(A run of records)
-------------------------

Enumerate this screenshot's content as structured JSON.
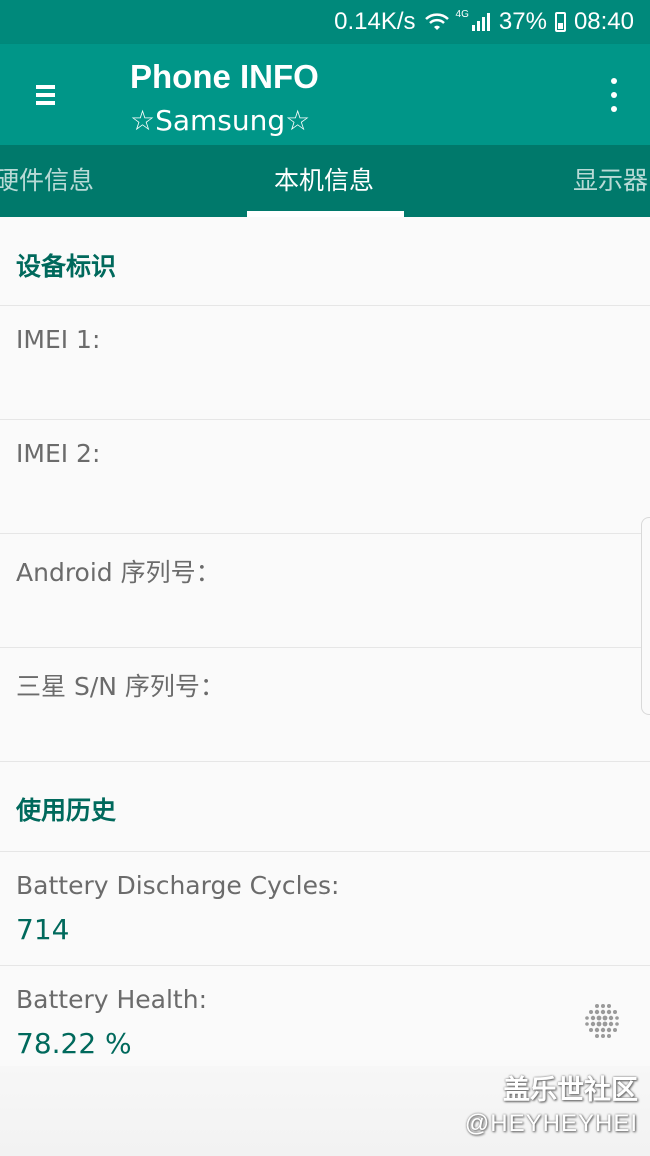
{
  "status_bar": {
    "net_speed": "0.14K/s",
    "network_type": "4G",
    "battery_percent": "37%",
    "battery_level": 0.37,
    "time": "08:40",
    "icons": [
      "wifi-icon",
      "signal-icon",
      "battery-icon"
    ]
  },
  "toolbar": {
    "title": "Phone INFO",
    "subtitle": "☆Samsung☆",
    "menu_icon": "hamburger-menu-icon",
    "overflow_icon": "more-vertical-icon"
  },
  "tabs": [
    {
      "label": "硬件信息",
      "active": false
    },
    {
      "label": "本机信息",
      "active": true
    },
    {
      "label": "显示器",
      "active": false
    }
  ],
  "sections": [
    {
      "header": "设备标识",
      "items": [
        {
          "label": "IMEI 1:",
          "value": ""
        },
        {
          "label": "IMEI 2:",
          "value": ""
        },
        {
          "label": "Android 序列号：",
          "value": ""
        },
        {
          "label": "三星 S/N 序列号：",
          "value": ""
        }
      ]
    },
    {
      "header": "使用历史",
      "items": [
        {
          "label": "Battery Discharge Cycles:",
          "value": "714"
        },
        {
          "label": "Battery Health:",
          "value": "78.22 %"
        }
      ]
    }
  ],
  "watermark": {
    "line1": "盖乐世社区",
    "line2": "@HEYHEYHEI"
  },
  "colors": {
    "status_bar": "#00897b",
    "toolbar": "#009688",
    "tab_bar": "#00796b",
    "accent_text": "#00695c",
    "background": "#fafafa"
  }
}
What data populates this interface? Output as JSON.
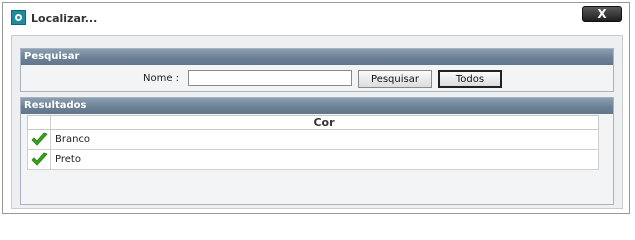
{
  "window": {
    "title": "Localizar...",
    "close_label": "X"
  },
  "search": {
    "section_title": "Pesquisar",
    "nome_label": "Nome :",
    "nome_value": "",
    "pesquisar_label": "Pesquisar",
    "todos_label": "Todos"
  },
  "results": {
    "section_title": "Resultados",
    "column_header": "Cor",
    "rows": [
      {
        "value": "Branco"
      },
      {
        "value": "Preto"
      }
    ]
  },
  "colors": {
    "accent": "#6c8196",
    "check": "#3aa51e"
  }
}
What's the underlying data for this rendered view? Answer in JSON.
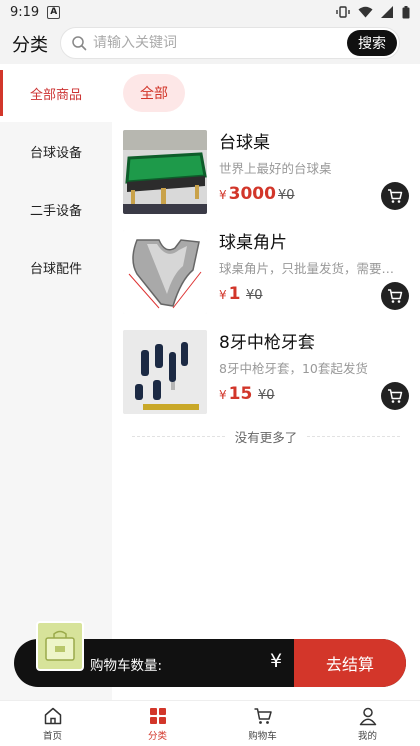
{
  "status_bar": {
    "time": "9:19",
    "app_badge": "A"
  },
  "header": {
    "title": "分类",
    "search_placeholder": "请输入关键词",
    "search_button": "搜索"
  },
  "sidebar": {
    "items": [
      {
        "label": "全部商品",
        "active": true
      },
      {
        "label": "台球设备"
      },
      {
        "label": "二手设备"
      },
      {
        "label": "台球配件"
      }
    ]
  },
  "filter_chip": "全部",
  "products": [
    {
      "name": "台球桌",
      "desc": "世界上最好的台球桌",
      "currency": "¥",
      "price": "3000",
      "orig_price": "¥0"
    },
    {
      "name": "球桌角片",
      "desc": "球桌角片，只批量发货，需要…",
      "currency": "¥",
      "price": "1",
      "orig_price": "¥0"
    },
    {
      "name": "8牙中枪牙套",
      "desc": "8牙中枪牙套，10套起发货",
      "currency": "¥",
      "price": "15",
      "orig_price": "¥0"
    }
  ],
  "no_more": "没有更多了",
  "cart_bar": {
    "count_label": "购物车数量:",
    "total": "¥",
    "checkout": "去结算"
  },
  "tabbar": [
    {
      "label": "首页",
      "icon": "home-icon"
    },
    {
      "label": "分类",
      "icon": "category-icon",
      "active": true
    },
    {
      "label": "购物车",
      "icon": "cart-icon"
    },
    {
      "label": "我的",
      "icon": "user-icon"
    }
  ],
  "colors": {
    "accent": "#d2362a",
    "chip_bg": "#fde7e7",
    "sidebar_bg": "#f6f6f6",
    "dark": "#111111"
  }
}
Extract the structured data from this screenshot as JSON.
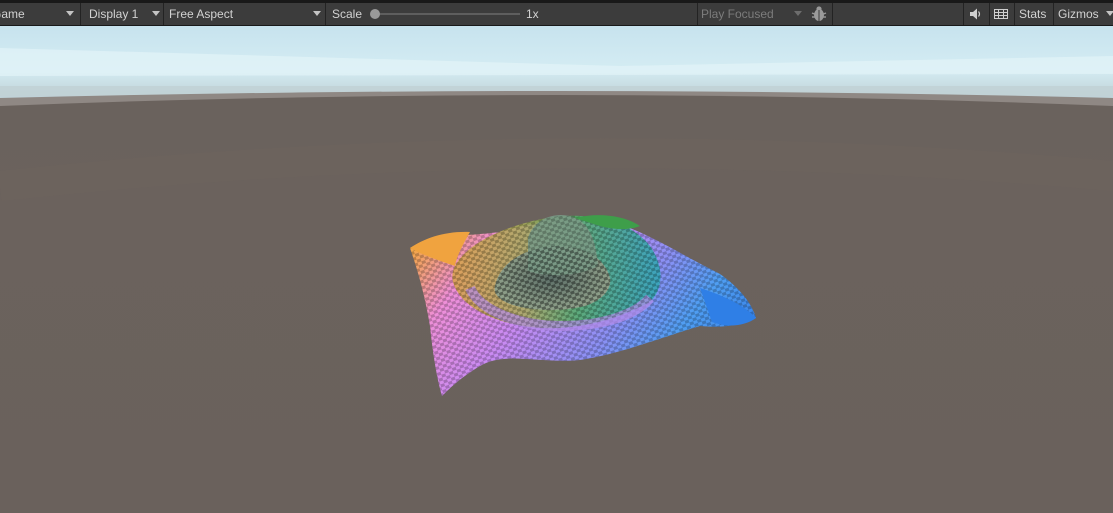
{
  "toolbar": {
    "view_label": "Game",
    "display": "Display 1",
    "aspect": "Free Aspect",
    "scale_label": "Scale",
    "scale_value": "1x",
    "scale_fraction": 0,
    "play_mode": "Play Focused",
    "stats": "Stats",
    "gizmos": "Gizmos"
  },
  "icons": {
    "bug": "bug-icon",
    "audio": "speaker-icon",
    "grid": "keyboard-grid-icon"
  },
  "colors": {
    "toolbar_bg": "#3c3c3c",
    "ground": "#6b615c",
    "sky": "#cfe8f0"
  }
}
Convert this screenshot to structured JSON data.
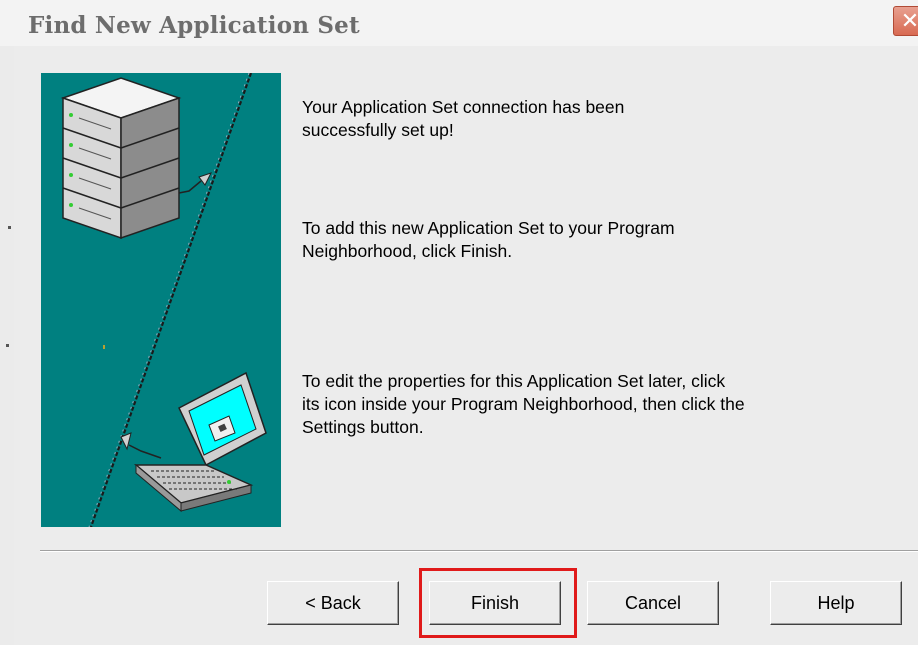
{
  "window": {
    "title": "Find New Application Set",
    "close_glyph": "✕"
  },
  "messages": {
    "success": "Your Application Set connection has been\nsuccessfully set up!",
    "add": "To add this new Application Set to your Program\nNeighborhood, click Finish.",
    "edit": "To edit the properties for this Application Set later, click\nits icon inside your Program Neighborhood, then click the\nSettings button."
  },
  "buttons": {
    "back": "< Back",
    "finish": "Finish",
    "cancel": "Cancel",
    "help": "Help"
  },
  "illustration": {
    "background": "#008080",
    "icons": [
      "server-stack-icon",
      "laptop-icon"
    ]
  },
  "highlight": {
    "target": "finish-button",
    "color": "#e01a1a"
  }
}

-------------------------

Could you repeat, exactly and with nothing else, the lines from the one containing "Convert this screenshot" through the last line of the records above, leaving out the pictures?

Convert this screenshot to structured JSON data.
{
  "window": {
    "title": "Find New Application Set",
    "close_glyph": "✕"
  },
  "messages": {
    "success": "Your Application Set connection has been\nsuccessfully set up!",
    "add": "To add this new Application Set to your Program\nNeighborhood, click Finish.",
    "edit": "To edit the properties for this Application Set later, click\nits icon inside your Program Neighborhood, then click the\nSettings button."
  },
  "buttons": {
    "back": "< Back",
    "finish": "Finish",
    "cancel": "Cancel",
    "help": "Help"
  },
  "illustration": {
    "background": "#008080",
    "icons": [
      "server-stack-icon",
      "laptop-icon"
    ]
  },
  "highlight": {
    "target": "finish-button",
    "color": "#e01a1a"
  }
}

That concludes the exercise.